-- Data records start --

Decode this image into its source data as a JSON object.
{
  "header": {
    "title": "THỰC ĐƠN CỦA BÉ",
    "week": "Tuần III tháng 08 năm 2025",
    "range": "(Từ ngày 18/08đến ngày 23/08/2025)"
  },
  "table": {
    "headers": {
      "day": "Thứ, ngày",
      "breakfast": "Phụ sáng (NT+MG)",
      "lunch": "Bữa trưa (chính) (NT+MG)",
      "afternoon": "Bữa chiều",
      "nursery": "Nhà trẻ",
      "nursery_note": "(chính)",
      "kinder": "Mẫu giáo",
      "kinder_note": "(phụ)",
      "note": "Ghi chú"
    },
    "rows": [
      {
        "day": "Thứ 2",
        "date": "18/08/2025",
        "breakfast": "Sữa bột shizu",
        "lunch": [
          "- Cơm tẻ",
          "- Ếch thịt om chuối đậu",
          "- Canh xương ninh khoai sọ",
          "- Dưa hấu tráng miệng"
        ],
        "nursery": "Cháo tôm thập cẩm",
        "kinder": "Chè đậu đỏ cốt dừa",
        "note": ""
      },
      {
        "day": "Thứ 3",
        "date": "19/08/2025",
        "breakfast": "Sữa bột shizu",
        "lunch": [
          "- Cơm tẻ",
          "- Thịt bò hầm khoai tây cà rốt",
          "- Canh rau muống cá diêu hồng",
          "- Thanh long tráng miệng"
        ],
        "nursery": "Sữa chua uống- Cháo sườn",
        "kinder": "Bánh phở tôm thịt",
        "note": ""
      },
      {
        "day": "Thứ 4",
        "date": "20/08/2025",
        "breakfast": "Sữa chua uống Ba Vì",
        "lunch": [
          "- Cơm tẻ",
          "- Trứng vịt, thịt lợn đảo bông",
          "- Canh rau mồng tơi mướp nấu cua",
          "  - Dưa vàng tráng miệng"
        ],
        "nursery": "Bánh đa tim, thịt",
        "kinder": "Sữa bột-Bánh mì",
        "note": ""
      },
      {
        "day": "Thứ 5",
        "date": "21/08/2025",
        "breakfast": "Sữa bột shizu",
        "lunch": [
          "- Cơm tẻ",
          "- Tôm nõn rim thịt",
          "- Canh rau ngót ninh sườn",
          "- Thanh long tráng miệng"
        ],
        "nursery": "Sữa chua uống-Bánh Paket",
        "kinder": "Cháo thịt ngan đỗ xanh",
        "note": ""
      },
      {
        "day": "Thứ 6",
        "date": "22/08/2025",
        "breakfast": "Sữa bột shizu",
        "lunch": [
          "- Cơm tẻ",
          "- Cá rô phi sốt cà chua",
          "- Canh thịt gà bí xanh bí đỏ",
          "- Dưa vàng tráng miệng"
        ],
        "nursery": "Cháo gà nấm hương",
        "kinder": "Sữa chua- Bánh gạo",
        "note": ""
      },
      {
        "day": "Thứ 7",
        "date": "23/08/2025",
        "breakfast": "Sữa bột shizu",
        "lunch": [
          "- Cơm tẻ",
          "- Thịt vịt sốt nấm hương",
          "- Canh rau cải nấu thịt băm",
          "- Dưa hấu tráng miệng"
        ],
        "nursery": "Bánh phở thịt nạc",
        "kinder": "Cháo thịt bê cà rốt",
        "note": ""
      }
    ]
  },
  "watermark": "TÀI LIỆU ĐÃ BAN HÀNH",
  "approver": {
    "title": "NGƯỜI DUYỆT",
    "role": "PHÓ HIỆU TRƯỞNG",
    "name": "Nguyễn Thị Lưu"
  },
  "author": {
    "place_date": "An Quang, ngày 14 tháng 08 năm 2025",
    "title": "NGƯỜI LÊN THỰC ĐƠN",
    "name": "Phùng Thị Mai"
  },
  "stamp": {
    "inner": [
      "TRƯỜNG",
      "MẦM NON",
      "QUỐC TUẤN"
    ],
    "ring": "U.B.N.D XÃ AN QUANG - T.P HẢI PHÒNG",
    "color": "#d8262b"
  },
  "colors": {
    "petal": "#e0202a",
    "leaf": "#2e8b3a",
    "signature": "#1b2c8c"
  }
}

-- Data records end --
-- Data records start --

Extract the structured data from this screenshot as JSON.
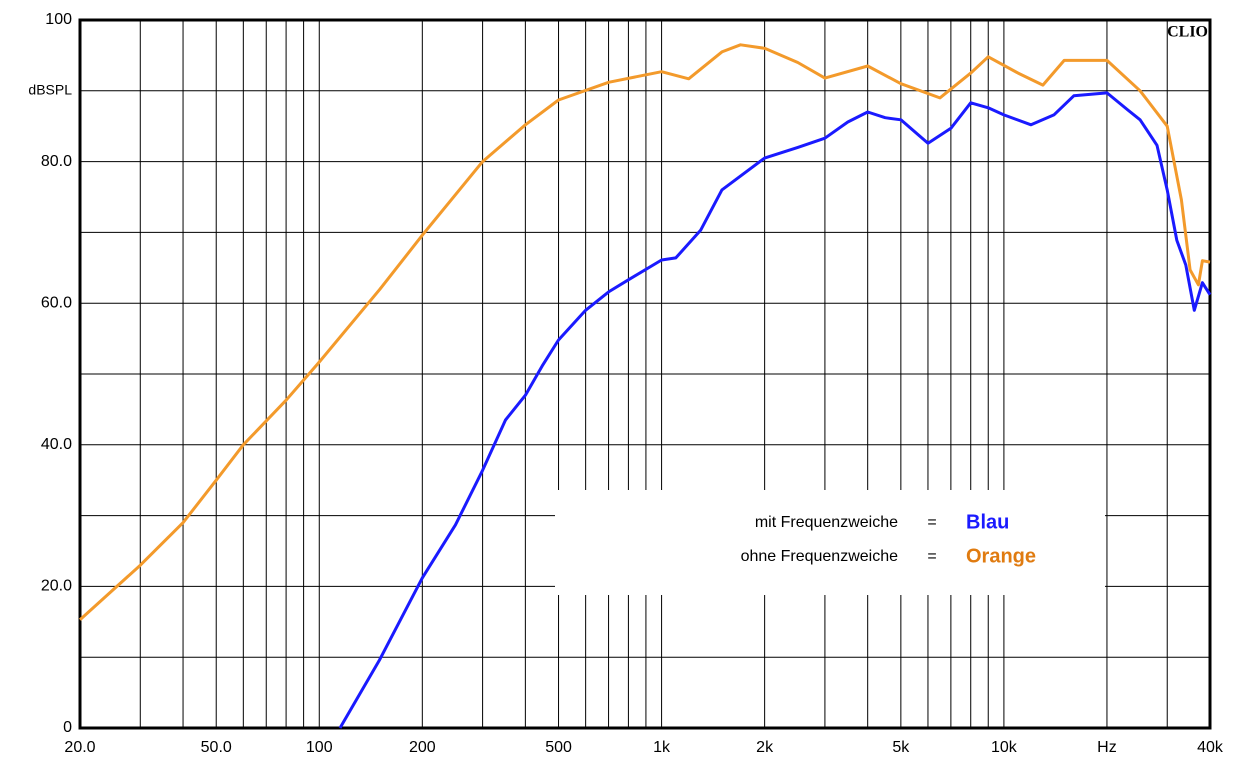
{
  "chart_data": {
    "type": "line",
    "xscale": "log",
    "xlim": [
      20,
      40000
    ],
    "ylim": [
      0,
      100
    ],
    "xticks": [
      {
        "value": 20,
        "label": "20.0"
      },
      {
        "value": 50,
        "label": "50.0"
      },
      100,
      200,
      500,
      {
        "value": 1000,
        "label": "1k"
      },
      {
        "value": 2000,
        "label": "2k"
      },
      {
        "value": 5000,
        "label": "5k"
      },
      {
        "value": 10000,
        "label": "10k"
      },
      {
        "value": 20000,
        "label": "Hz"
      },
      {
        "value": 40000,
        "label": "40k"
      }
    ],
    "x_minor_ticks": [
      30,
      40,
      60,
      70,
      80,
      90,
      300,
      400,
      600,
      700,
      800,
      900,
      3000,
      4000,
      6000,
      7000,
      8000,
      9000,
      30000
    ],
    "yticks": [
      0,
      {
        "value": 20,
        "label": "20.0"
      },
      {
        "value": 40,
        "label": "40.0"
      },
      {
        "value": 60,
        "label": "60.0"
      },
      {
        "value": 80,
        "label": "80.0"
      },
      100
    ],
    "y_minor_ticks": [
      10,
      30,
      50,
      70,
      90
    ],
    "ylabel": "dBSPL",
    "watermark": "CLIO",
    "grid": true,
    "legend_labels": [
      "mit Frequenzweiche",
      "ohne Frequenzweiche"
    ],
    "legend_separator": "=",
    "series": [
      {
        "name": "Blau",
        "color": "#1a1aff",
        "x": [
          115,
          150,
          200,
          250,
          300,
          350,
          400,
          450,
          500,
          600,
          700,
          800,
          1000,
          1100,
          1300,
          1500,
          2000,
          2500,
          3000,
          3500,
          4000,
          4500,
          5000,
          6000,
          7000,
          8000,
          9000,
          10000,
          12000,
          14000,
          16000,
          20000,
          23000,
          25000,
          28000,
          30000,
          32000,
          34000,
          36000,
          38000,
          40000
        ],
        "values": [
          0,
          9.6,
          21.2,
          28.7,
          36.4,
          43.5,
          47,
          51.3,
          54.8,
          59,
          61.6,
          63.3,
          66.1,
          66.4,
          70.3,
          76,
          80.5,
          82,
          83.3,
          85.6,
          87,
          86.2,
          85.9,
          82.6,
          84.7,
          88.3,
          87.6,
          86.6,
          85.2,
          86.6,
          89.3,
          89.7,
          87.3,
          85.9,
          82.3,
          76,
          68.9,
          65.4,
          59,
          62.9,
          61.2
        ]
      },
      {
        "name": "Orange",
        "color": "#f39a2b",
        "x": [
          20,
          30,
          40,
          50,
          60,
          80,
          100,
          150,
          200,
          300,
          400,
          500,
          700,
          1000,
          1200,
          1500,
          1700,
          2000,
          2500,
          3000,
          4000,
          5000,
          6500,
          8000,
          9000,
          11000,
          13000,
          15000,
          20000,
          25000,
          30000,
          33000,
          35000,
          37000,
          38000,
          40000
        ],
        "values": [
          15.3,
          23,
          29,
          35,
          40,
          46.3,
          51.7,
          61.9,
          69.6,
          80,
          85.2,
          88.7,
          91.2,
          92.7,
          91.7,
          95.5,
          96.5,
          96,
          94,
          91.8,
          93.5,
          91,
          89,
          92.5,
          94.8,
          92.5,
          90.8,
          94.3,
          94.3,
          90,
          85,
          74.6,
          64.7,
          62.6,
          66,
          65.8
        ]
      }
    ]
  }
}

-- Data records end --
-- Data records start --

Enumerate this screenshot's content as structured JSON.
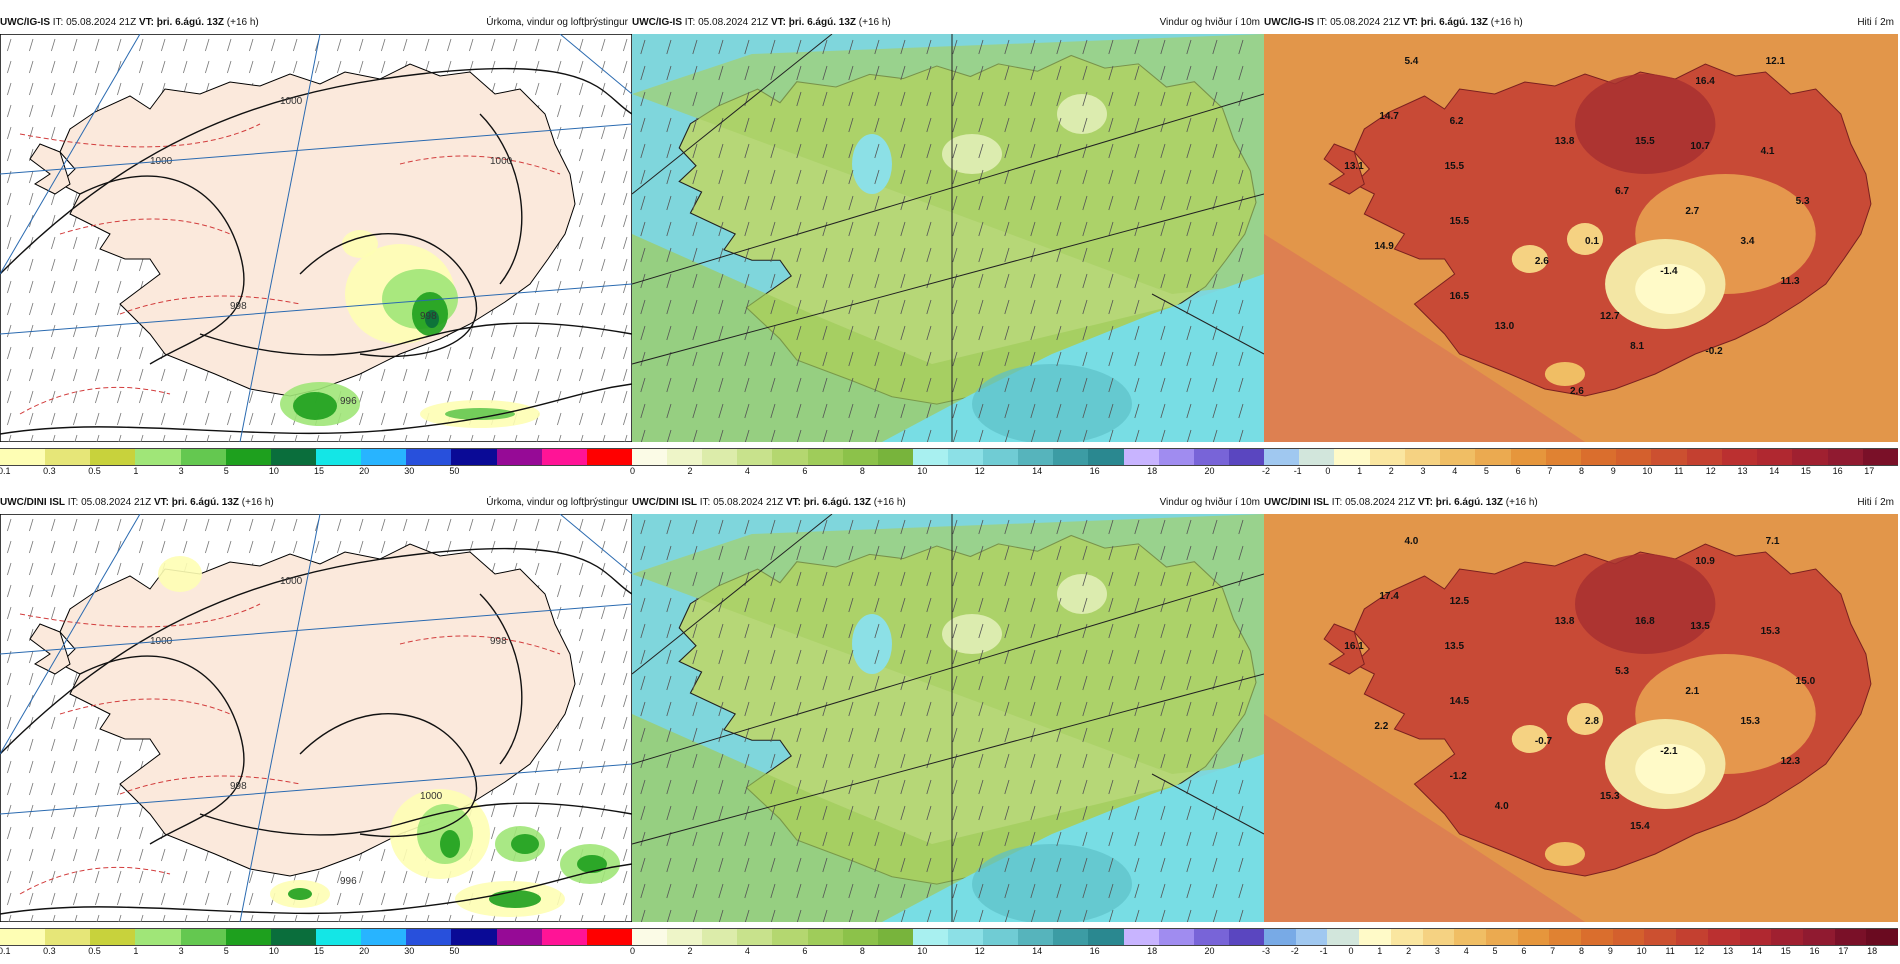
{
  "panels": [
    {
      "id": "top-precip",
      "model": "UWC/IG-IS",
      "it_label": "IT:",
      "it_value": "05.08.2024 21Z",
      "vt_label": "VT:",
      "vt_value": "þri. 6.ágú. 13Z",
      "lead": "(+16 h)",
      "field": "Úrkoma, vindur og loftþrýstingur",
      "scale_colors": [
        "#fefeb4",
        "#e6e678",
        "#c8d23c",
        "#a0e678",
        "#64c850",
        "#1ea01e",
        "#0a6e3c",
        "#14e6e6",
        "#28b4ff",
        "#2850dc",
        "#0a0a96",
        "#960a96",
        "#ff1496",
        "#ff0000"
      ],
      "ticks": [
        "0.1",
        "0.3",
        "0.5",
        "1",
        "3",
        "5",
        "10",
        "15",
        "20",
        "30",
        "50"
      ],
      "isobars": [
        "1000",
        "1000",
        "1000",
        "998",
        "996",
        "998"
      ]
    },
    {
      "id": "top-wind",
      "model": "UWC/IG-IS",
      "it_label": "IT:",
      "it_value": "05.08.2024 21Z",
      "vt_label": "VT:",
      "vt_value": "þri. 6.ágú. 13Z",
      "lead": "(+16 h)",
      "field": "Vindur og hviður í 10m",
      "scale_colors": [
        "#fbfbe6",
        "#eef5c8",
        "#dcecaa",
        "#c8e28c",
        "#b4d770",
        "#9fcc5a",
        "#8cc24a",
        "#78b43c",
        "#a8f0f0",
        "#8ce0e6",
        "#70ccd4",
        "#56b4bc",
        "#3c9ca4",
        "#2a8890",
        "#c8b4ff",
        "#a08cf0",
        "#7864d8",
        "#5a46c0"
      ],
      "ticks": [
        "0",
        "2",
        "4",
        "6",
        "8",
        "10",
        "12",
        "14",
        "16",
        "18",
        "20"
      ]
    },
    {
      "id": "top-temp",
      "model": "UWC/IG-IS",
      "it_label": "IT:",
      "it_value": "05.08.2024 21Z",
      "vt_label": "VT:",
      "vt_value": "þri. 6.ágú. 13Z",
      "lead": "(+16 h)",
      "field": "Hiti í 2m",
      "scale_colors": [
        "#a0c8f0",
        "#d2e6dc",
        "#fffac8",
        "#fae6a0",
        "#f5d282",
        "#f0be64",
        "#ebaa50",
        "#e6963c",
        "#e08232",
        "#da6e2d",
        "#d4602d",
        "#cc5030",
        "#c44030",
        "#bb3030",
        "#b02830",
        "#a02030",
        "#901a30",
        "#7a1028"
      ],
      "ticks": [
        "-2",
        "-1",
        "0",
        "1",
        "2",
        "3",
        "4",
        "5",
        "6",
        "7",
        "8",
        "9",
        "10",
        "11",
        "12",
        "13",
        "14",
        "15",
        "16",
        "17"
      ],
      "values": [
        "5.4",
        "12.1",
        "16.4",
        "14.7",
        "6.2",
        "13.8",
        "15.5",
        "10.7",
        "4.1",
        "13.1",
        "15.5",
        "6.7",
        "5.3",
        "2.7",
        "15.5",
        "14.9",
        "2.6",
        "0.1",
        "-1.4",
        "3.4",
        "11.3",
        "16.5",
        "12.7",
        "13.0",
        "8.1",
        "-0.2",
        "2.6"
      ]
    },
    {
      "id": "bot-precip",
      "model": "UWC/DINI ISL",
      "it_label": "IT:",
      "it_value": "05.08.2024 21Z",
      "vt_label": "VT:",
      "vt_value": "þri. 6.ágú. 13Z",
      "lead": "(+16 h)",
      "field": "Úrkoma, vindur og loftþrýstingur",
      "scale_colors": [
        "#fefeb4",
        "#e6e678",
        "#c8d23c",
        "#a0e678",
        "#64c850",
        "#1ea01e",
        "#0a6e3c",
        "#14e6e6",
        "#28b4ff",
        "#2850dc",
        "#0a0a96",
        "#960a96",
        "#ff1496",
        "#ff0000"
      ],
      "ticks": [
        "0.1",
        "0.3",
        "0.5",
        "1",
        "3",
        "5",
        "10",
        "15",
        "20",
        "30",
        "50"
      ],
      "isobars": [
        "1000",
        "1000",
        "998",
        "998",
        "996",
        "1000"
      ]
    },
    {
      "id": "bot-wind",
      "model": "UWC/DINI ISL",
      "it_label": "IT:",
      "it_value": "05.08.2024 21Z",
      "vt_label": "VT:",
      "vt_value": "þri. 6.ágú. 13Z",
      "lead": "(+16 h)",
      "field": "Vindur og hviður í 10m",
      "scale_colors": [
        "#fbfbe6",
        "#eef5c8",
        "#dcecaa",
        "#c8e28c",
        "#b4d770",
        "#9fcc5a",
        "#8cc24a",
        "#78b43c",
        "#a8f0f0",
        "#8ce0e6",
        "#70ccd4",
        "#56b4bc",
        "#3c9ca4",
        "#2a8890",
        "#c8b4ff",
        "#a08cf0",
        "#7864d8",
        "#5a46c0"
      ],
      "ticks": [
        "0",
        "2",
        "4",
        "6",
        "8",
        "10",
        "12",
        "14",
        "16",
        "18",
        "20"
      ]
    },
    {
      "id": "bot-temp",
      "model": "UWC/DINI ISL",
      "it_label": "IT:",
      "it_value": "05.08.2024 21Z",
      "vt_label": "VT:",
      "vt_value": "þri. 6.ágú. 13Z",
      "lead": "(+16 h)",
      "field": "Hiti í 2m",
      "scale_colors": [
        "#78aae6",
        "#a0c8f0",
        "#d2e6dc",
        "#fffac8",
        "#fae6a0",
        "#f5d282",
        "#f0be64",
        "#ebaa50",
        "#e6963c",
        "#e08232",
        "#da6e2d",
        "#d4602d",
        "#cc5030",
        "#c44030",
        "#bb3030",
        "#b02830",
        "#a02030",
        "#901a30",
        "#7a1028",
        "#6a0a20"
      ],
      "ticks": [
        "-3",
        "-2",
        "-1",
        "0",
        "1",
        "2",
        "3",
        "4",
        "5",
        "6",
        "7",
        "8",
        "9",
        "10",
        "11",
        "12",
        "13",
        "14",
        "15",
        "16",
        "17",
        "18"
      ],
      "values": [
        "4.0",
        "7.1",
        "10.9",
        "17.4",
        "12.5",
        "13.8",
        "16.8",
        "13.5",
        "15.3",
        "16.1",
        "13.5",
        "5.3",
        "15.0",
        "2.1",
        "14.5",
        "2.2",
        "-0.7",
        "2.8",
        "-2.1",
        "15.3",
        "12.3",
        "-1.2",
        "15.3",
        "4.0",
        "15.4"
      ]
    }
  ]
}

-- Data records end --

**What you are asked to do:**
Where a line holds "hương", copy it out.

**Final result:**
        "nursery": "Cháo gà nấm hương",
          "- Thịt vịt sốt nấm hương",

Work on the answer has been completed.